:: Records provided ::

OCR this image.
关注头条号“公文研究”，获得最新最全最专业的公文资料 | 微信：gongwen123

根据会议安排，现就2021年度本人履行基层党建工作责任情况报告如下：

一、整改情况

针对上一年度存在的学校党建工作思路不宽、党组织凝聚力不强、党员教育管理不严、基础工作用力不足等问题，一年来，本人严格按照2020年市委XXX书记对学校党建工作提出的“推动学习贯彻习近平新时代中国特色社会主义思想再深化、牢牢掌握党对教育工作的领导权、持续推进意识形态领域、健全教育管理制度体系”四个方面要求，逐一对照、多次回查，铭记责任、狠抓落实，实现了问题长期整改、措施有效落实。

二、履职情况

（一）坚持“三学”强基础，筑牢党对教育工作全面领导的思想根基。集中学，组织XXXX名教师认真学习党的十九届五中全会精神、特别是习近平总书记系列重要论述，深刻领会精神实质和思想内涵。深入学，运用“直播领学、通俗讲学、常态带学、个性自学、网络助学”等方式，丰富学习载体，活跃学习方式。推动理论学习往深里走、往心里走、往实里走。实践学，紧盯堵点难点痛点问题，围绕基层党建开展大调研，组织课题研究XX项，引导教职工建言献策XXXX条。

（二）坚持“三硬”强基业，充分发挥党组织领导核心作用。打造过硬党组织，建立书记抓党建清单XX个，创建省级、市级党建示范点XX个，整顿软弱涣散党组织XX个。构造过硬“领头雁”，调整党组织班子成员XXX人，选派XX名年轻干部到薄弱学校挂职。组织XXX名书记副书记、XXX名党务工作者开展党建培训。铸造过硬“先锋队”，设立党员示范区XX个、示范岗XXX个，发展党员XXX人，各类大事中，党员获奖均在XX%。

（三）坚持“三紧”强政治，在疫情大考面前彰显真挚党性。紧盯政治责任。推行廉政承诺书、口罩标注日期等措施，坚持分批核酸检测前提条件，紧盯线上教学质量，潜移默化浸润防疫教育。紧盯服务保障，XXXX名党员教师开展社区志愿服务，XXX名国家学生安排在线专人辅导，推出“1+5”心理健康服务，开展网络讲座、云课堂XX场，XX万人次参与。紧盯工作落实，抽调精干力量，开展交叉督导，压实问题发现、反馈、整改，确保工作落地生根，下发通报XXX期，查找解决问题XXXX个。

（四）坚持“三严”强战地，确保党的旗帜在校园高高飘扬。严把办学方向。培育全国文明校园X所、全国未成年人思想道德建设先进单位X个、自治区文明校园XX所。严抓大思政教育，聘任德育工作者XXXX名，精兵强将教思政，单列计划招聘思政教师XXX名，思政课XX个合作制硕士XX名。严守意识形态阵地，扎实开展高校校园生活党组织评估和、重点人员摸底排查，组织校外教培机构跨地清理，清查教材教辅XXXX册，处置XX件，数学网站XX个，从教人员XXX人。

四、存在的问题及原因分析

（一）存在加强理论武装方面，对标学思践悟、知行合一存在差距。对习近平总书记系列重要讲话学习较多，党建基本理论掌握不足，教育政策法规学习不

:::

# Set problem:
Type out the entries again, word for word.

# Answer to this task:
OCR this image.
关注头条号“公文研究”，获得最新最全最专业的公文资料 | 微信：gongwen123

根据会议安排，现就2021年度本人履行基层党建工作责任情况报告如下：

一、整改情况

针对上一年度存在的学校党建工作思路不宽、党组织凝聚力不强、党员教育管理不严、基础工作用力不足等问题，一年来，本人严格按照2020年市委XXX书记对学校党建工作提出的“推动学习贯彻习近平新时代中国特色社会主义思想再深化、牢牢掌握党对教育工作的领导权、持续推进意识形态领域、健全教育管理制度体系”四个方面要求，逐一对照、多次回查，铭记责任、狠抓落实，实现了问题长期整改、措施有效落实。

二、履职情况

（一）坚持“三学”强基础，筑牢党对教育工作全面领导的思想根基。集中学，组织XXXX名教师认真学习党的十九届五中全会精神、特别是习近平总书记系列重要论述，深刻领会精神实质和思想内涵。深入学，运用“直播领学、通俗讲学、常态带学、个性自学、网络助学”等方式，丰富学习载体，活跃学习方式。推动理论学习往深里走、往心里走、往实里走。实践学，紧盯堵点难点痛点问题，围绕基层党建开展大调研，组织课题研究XX项，引导教职工建言献策XXXX条。

（二）坚持“三硬”强基业，充分发挥党组织领导核心作用。打造过硬党组织，建立书记抓党建清单XX个，创建省级、市级党建示范点XX个，整顿软弱涣散党组织XX个。构造过硬“领头雁”，调整党组织班子成员XXX人，选派XX名年轻干部到薄弱学校挂职。组织XXX名书记副书记、XXX名党务工作者开展党建培训。铸造过硬“先锋队”，设立党员示范区XX个、示范岗XXX个，发展党员XXX人，各类大事中，党员获奖均在XX%。

（三）坚持“三紧”强政治，在疫情大考面前彰显真挚党性。紧盯政治责任。推行廉政承诺书、口罩标注日期等措施，坚持分批核酸检测前提条件，紧盯线上教学质量，潜移默化浸润防疫教育。紧盯服务保障，XXXX名党员教师开展社区志愿服务，XXX名国家学生安排在线专人辅导，推出“1+5”心理健康服务，开展网络讲座、云课堂XX场，XX万人次参与。紧盯工作落实，抽调精干力量，开展交叉督导，压实问题发现、反馈、整改，确保工作落地生根，下发通报XXX期，查找解决问题XXXX个。

（四）坚持“三严”强战地，确保党的旗帜在校园高高飘扬。严把办学方向。培育全国文明校园X所、全国未成年人思想道德建设先进单位X个、自治区文明校园XX所。严抓大思政教育，聘任德育工作者XXXX名，精兵强将教思政，单列计划招聘思政教师XXX名，思政课XX个合作制硕士XX名。严守意识形态阵地，扎实开展高校校园生活党组织评估和、重点人员摸底排查，组织校外教培机构跨地清理，清查教材教辅XXXX册，处置XX件，数学网站XX个，从教人员XXX人。

四、存在的问题及原因分析

（一）存在加强理论武装方面，对标学思践悟、知行合一存在差距。对习近平总书记系列重要讲话学习较多，党建基本理论掌握不足，教育政策法规学习不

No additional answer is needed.